▶ _Exercise directions_: Return all of the following lines unchanged, character for character.

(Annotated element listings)
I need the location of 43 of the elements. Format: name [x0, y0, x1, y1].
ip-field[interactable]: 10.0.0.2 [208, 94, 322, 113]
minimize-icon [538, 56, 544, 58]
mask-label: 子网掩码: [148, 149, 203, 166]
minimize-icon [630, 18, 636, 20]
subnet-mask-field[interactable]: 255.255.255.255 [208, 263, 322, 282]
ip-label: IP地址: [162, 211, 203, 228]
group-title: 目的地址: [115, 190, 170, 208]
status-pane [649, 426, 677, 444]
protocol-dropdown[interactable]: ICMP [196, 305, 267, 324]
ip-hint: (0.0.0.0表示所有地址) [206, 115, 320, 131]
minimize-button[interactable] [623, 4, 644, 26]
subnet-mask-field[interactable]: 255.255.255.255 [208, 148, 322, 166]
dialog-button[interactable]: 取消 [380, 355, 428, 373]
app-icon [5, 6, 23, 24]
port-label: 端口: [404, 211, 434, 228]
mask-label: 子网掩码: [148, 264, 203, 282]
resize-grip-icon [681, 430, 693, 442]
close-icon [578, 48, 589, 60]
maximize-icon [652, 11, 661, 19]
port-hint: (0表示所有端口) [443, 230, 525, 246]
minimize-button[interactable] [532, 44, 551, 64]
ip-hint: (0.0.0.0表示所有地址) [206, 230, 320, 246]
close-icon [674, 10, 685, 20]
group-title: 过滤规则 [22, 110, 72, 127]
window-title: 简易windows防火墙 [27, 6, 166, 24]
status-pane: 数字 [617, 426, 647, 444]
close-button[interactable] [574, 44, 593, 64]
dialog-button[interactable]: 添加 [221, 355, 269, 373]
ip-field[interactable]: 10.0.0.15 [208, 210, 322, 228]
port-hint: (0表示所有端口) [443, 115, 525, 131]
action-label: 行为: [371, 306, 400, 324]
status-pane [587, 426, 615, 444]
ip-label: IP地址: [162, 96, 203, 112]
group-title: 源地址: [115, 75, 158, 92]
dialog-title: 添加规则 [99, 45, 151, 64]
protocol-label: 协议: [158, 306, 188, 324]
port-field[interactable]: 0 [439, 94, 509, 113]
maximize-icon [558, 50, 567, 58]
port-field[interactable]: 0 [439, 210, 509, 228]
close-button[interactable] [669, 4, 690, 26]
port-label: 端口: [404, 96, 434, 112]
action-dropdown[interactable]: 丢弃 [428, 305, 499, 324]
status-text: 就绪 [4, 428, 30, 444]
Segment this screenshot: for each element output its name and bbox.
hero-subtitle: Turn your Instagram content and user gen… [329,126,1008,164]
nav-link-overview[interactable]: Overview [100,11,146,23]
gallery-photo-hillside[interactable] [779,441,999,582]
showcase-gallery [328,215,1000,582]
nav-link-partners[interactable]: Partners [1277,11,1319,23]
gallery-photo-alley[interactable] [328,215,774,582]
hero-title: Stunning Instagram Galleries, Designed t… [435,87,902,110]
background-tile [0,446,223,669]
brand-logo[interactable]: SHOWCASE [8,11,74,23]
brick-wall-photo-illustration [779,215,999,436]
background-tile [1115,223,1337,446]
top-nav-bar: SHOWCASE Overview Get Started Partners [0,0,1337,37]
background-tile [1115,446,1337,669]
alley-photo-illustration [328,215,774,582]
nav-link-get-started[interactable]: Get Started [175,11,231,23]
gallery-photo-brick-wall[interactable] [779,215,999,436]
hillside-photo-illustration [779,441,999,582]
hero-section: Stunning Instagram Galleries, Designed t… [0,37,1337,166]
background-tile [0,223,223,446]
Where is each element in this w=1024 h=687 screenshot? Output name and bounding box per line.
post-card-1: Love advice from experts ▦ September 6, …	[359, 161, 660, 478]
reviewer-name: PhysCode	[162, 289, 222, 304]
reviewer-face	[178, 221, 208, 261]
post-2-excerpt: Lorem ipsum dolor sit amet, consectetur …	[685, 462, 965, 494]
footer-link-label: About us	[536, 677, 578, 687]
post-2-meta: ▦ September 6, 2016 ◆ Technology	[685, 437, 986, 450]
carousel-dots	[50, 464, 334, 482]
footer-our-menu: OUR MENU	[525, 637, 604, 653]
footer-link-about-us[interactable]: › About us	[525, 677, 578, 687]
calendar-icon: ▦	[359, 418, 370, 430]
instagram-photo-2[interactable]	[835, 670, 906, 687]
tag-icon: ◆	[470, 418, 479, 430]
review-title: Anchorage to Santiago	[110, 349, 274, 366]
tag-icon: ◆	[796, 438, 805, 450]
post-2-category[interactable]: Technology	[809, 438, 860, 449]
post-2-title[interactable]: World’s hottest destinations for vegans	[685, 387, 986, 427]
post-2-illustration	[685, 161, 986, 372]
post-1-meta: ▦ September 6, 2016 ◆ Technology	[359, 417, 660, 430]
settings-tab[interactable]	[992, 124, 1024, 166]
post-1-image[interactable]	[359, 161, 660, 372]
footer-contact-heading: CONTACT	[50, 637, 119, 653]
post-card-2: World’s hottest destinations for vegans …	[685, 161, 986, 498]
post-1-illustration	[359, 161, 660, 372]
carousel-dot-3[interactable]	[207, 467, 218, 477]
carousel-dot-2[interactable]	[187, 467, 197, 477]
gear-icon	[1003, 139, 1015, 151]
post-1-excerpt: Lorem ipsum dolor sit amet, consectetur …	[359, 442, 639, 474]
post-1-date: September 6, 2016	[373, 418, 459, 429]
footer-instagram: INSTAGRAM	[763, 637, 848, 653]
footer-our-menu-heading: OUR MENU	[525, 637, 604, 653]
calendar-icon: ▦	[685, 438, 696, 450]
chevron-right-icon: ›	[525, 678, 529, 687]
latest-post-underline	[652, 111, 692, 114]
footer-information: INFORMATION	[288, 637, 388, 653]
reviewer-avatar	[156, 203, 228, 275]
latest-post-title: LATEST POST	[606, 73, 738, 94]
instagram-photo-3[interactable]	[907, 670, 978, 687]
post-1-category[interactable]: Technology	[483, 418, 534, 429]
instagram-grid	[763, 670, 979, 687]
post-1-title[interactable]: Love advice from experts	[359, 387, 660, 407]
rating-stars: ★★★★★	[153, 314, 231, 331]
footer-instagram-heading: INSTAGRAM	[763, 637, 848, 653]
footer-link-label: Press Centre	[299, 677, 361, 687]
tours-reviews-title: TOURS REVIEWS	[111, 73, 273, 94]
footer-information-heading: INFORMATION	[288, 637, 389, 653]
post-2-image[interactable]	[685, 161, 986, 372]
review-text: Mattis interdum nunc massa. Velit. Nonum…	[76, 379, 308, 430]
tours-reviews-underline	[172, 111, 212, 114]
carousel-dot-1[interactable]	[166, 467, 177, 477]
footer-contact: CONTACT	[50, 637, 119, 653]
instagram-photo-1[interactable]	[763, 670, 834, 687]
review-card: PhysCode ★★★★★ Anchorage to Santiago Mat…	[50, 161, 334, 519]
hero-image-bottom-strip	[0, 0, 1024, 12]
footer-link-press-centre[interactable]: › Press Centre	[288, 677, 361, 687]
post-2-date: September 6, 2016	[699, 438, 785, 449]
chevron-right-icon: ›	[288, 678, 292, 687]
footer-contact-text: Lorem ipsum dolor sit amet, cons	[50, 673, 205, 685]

▶ _Task output_:
I need the location of 43 of the elements. Format: name [x0, y0, x1, y1].
ip-field[interactable]: 10.0.0.2 [208, 94, 322, 113]
minimize-icon [538, 56, 544, 58]
mask-label: 子网掩码: [148, 149, 203, 166]
minimize-icon [630, 18, 636, 20]
subnet-mask-field[interactable]: 255.255.255.255 [208, 263, 322, 282]
ip-label: IP地址: [162, 211, 203, 228]
group-title: 目的地址: [115, 190, 170, 208]
status-pane [649, 426, 677, 444]
protocol-dropdown[interactable]: ICMP [196, 305, 267, 324]
ip-hint: (0.0.0.0表示所有地址) [206, 115, 320, 131]
minimize-button[interactable] [623, 4, 644, 26]
subnet-mask-field[interactable]: 255.255.255.255 [208, 148, 322, 166]
dialog-button[interactable]: 取消 [380, 355, 428, 373]
app-icon [5, 6, 23, 24]
port-label: 端口: [404, 211, 434, 228]
mask-label: 子网掩码: [148, 264, 203, 282]
resize-grip-icon [681, 430, 693, 442]
close-icon [578, 48, 589, 60]
maximize-icon [652, 11, 661, 19]
port-hint: (0表示所有端口) [443, 230, 525, 246]
minimize-button[interactable] [532, 44, 551, 64]
ip-hint: (0.0.0.0表示所有地址) [206, 230, 320, 246]
close-icon [674, 10, 685, 20]
group-title: 过滤规则 [22, 110, 72, 127]
window-title: 简易windows防火墙 [27, 6, 166, 24]
status-pane: 数字 [617, 426, 647, 444]
close-button[interactable] [574, 44, 593, 64]
dialog-button[interactable]: 添加 [221, 355, 269, 373]
ip-field[interactable]: 10.0.0.15 [208, 210, 322, 228]
port-hint: (0表示所有端口) [443, 115, 525, 131]
action-label: 行为: [371, 306, 400, 324]
status-pane [587, 426, 615, 444]
ip-label: IP地址: [162, 96, 203, 112]
group-title: 源地址: [115, 75, 158, 92]
dialog-title: 添加规则 [99, 45, 151, 64]
protocol-label: 协议: [158, 306, 188, 324]
port-field[interactable]: 0 [439, 94, 509, 113]
maximize-icon [558, 50, 567, 58]
port-field[interactable]: 0 [439, 210, 509, 228]
close-button[interactable] [669, 4, 690, 26]
port-label: 端口: [404, 96, 434, 112]
action-dropdown[interactable]: 丢弃 [428, 305, 499, 324]
status-text: 就绪 [4, 428, 30, 444]
Segment this screenshot: for each element output its name and bbox.
hero-subtitle: Turn your Instagram content and user gen… [329,126,1008,164]
nav-link-overview[interactable]: Overview [100,11,146,23]
gallery-photo-hillside[interactable] [779,441,999,582]
showcase-gallery [328,215,1000,582]
nav-link-partners[interactable]: Partners [1277,11,1319,23]
gallery-photo-alley[interactable] [328,215,774,582]
hero-title: Stunning Instagram Galleries, Designed t… [435,87,902,110]
background-tile [0,446,223,669]
brand-logo[interactable]: SHOWCASE [8,11,74,23]
brick-wall-photo-illustration [779,215,999,436]
background-tile [1115,223,1337,446]
top-nav-bar: SHOWCASE Overview Get Started Partners [0,0,1337,37]
background-tile [1115,446,1337,669]
alley-photo-illustration [328,215,774,582]
nav-link-get-started[interactable]: Get Started [175,11,231,23]
gallery-photo-brick-wall[interactable] [779,215,999,436]
hillside-photo-illustration [779,441,999,582]
hero-section: Stunning Instagram Galleries, Designed t… [0,37,1337,166]
background-tile [0,223,223,446]
Where is each element in this w=1024 h=687 screenshot? Output name and bounding box per line.
post-card-1: Love advice from experts ▦ September 6, …	[359, 161, 660, 478]
reviewer-name: PhysCode	[162, 289, 222, 304]
reviewer-face	[178, 221, 208, 261]
post-2-excerpt: Lorem ipsum dolor sit amet, consectetur …	[685, 462, 965, 494]
footer-link-label: About us	[536, 677, 578, 687]
post-2-meta: ▦ September 6, 2016 ◆ Technology	[685, 437, 986, 450]
carousel-dots	[50, 464, 334, 482]
footer-our-menu: OUR MENU	[525, 637, 604, 653]
footer-link-about-us[interactable]: › About us	[525, 677, 578, 687]
calendar-icon: ▦	[359, 418, 370, 430]
instagram-photo-2[interactable]	[835, 670, 906, 687]
tag-icon: ◆	[470, 418, 479, 430]
review-title: Anchorage to Santiago	[110, 349, 274, 366]
tag-icon: ◆	[796, 438, 805, 450]
post-2-category[interactable]: Technology	[809, 438, 860, 449]
post-2-title[interactable]: World’s hottest destinations for vegans	[685, 387, 986, 427]
post-2-illustration	[685, 161, 986, 372]
post-1-meta: ▦ September 6, 2016 ◆ Technology	[359, 417, 660, 430]
settings-tab[interactable]	[992, 124, 1024, 166]
post-1-image[interactable]	[359, 161, 660, 372]
footer-contact-heading: CONTACT	[50, 637, 119, 653]
post-card-2: World’s hottest destinations for vegans …	[685, 161, 986, 498]
post-1-illustration	[359, 161, 660, 372]
carousel-dot-3[interactable]	[207, 467, 218, 477]
carousel-dot-2[interactable]	[187, 467, 197, 477]
gear-icon	[1003, 139, 1015, 151]
post-1-excerpt: Lorem ipsum dolor sit amet, consectetur …	[359, 442, 639, 474]
post-1-date: September 6, 2016	[373, 418, 459, 429]
footer-instagram: INSTAGRAM	[763, 637, 848, 653]
footer-our-menu-heading: OUR MENU	[525, 637, 604, 653]
calendar-icon: ▦	[685, 438, 696, 450]
chevron-right-icon: ›	[525, 678, 529, 687]
latest-post-underline	[652, 111, 692, 114]
footer-information: INFORMATION	[288, 637, 388, 653]
reviewer-avatar	[156, 203, 228, 275]
latest-post-title: LATEST POST	[606, 73, 738, 94]
instagram-photo-3[interactable]	[907, 670, 978, 687]
post-1-category[interactable]: Technology	[483, 418, 534, 429]
instagram-grid	[763, 670, 979, 687]
post-1-title[interactable]: Love advice from experts	[359, 387, 660, 407]
rating-stars: ★★★★★	[153, 314, 231, 331]
footer-instagram-heading: INSTAGRAM	[763, 637, 848, 653]
footer-link-label: Press Centre	[299, 677, 361, 687]
tours-reviews-title: TOURS REVIEWS	[111, 73, 273, 94]
footer-information-heading: INFORMATION	[288, 637, 389, 653]
post-2-image[interactable]	[685, 161, 986, 372]
review-text: Mattis interdum nunc massa. Velit. Nonum…	[76, 379, 308, 430]
tours-reviews-underline	[172, 111, 212, 114]
carousel-dot-1[interactable]	[166, 467, 177, 477]
footer-contact: CONTACT	[50, 637, 119, 653]
instagram-photo-1[interactable]	[763, 670, 834, 687]
review-card: PhysCode ★★★★★ Anchorage to Santiago Mat…	[50, 161, 334, 519]
hero-image-bottom-strip	[0, 0, 1024, 12]
footer-link-press-centre[interactable]: › Press Centre	[288, 677, 361, 687]
post-2-date: September 6, 2016	[699, 438, 785, 449]
chevron-right-icon: ›	[288, 678, 292, 687]
footer-contact-text: Lorem ipsum dolor sit amet, cons	[50, 673, 205, 685]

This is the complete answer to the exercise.